[Stored entries]

· · · · ·

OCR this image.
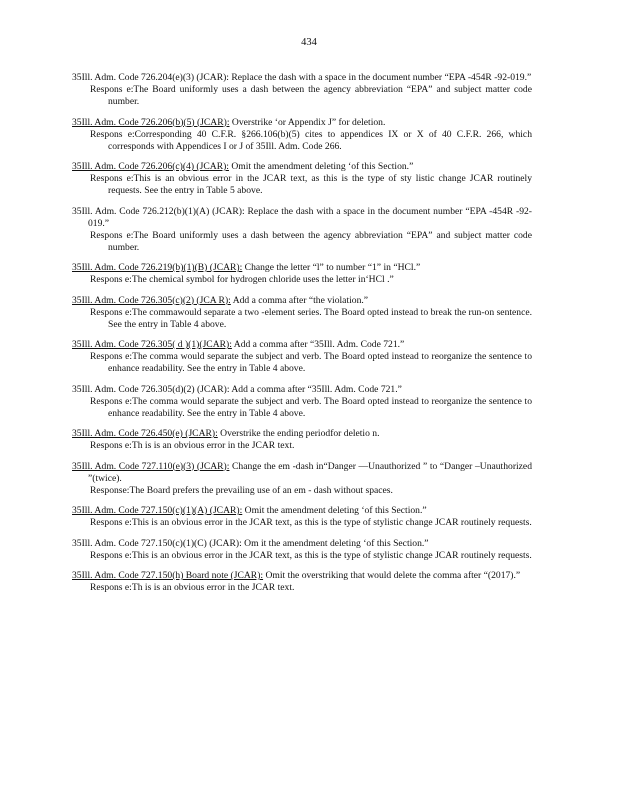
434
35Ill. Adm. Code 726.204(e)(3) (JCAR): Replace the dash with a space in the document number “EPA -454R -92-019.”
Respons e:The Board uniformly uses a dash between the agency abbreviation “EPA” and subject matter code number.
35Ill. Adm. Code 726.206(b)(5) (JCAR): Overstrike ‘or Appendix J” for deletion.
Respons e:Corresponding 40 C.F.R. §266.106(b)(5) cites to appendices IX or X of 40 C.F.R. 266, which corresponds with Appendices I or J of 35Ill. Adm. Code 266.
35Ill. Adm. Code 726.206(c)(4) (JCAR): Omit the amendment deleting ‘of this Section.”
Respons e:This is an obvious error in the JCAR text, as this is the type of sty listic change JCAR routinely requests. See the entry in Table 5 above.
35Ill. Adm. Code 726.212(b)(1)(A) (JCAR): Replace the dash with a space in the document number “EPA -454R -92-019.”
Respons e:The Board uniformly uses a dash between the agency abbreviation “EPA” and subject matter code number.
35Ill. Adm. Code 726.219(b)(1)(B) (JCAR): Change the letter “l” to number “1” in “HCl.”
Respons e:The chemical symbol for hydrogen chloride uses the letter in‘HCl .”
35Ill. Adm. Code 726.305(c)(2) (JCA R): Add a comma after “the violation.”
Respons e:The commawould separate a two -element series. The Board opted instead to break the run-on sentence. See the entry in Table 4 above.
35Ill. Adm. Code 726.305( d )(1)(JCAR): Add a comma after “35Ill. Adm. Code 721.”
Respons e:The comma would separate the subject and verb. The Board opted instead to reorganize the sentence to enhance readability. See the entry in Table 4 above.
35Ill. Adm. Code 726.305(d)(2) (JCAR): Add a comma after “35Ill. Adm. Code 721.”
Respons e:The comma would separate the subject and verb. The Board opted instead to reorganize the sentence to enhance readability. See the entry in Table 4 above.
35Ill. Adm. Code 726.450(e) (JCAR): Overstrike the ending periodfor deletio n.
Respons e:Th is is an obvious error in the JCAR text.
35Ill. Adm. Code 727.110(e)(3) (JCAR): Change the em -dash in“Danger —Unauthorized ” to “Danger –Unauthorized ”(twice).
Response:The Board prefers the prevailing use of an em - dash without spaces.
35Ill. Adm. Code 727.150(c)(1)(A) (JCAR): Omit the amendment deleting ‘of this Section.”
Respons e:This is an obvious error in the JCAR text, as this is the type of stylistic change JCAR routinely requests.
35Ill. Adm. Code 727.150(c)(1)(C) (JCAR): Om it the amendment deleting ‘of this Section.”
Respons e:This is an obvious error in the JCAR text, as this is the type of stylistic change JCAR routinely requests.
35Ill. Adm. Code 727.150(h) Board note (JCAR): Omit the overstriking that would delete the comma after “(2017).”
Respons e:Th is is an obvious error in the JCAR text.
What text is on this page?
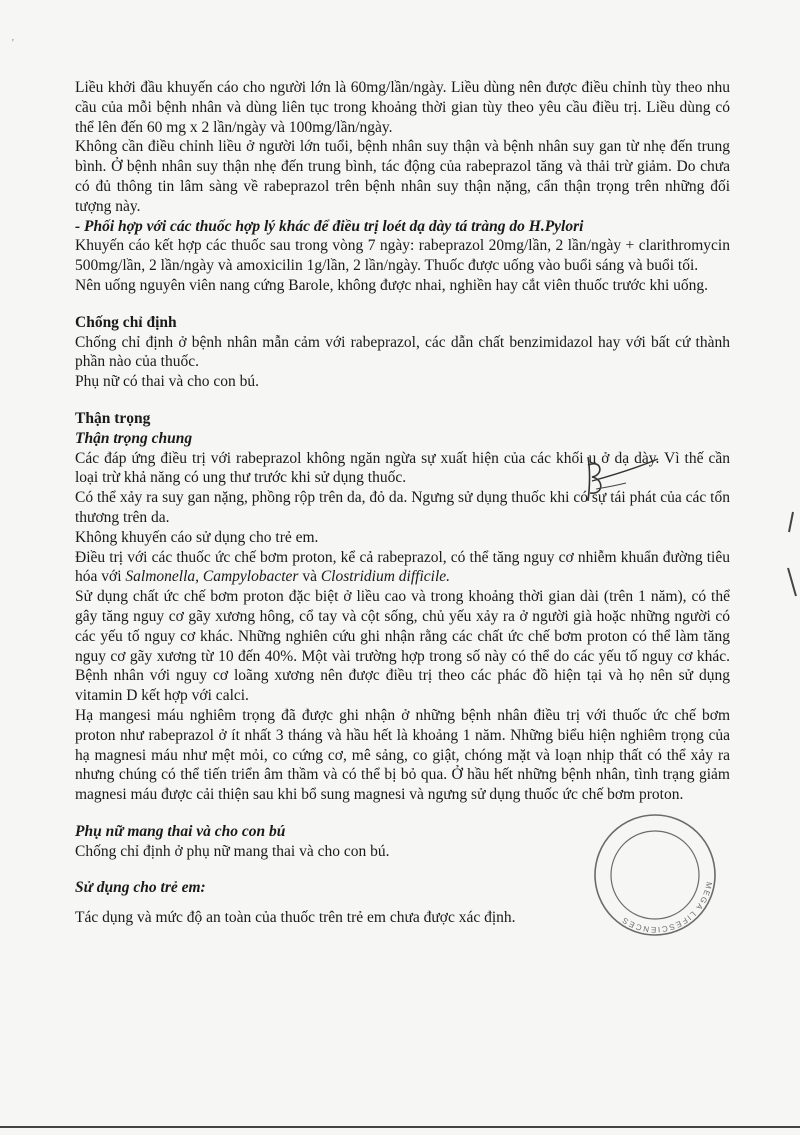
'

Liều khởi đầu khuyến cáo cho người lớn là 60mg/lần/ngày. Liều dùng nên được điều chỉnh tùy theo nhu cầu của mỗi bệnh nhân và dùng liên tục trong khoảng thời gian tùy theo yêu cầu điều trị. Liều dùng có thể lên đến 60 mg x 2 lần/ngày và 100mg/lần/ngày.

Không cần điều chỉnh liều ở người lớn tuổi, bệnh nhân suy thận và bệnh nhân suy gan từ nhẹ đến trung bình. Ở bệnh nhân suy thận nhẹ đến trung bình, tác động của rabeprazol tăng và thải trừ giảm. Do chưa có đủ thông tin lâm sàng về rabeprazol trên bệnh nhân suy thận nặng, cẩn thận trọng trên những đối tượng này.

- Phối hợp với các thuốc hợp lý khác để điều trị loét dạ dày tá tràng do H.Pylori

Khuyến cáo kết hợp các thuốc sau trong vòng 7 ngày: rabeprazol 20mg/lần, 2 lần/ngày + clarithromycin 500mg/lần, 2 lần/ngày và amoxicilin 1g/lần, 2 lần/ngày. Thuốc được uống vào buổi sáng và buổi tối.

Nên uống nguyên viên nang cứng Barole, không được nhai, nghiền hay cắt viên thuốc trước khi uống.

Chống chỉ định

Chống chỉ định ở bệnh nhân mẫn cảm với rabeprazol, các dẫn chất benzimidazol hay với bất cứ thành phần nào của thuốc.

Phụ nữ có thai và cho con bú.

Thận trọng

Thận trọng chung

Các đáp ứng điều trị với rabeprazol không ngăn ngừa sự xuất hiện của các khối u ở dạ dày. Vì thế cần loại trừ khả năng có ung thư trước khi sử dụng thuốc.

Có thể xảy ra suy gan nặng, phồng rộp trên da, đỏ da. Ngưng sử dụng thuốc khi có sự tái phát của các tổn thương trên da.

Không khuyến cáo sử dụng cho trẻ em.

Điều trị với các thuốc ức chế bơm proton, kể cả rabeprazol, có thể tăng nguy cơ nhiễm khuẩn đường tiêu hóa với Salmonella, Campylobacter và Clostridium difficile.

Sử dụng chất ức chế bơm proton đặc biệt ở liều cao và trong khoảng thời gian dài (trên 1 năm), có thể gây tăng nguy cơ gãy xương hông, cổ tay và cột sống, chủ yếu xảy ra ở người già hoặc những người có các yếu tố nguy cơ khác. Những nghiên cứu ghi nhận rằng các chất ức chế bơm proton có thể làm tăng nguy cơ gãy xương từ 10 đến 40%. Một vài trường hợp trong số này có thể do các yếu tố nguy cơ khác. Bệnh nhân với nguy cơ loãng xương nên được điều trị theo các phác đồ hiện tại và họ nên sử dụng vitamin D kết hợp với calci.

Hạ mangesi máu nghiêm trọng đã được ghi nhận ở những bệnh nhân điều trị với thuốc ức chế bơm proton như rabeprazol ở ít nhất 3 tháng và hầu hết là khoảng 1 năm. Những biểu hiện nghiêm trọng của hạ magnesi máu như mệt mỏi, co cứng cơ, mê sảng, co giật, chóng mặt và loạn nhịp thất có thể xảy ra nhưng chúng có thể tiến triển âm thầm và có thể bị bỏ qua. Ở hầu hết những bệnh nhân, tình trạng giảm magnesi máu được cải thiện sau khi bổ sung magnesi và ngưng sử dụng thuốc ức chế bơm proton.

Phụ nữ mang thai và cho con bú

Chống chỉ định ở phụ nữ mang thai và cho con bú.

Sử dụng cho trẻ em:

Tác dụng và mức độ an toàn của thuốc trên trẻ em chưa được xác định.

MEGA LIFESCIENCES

· · · · ·

Exercise details —
Pick out the lines that have the word "above". Copy them all.

Expected output —
Respons e:This is an obvious error in the JCAR text, as this is the type of sty listic change JCAR routinely requests. See the entry in Table 5 above.
Respons e:The commawould separate a two -element series. The Board opted instead to break the run-on sentence. See the entry in Table 4 above.
Respons e:The comma would separate the subject and verb. The Board opted instead to reorganize the sentence to enhance readability. See the entry in Table 4 above.
Respons e:The comma would separate the subject and verb. The Board opted instead to reorganize the sentence to enhance readability. See the entry in Table 4 above.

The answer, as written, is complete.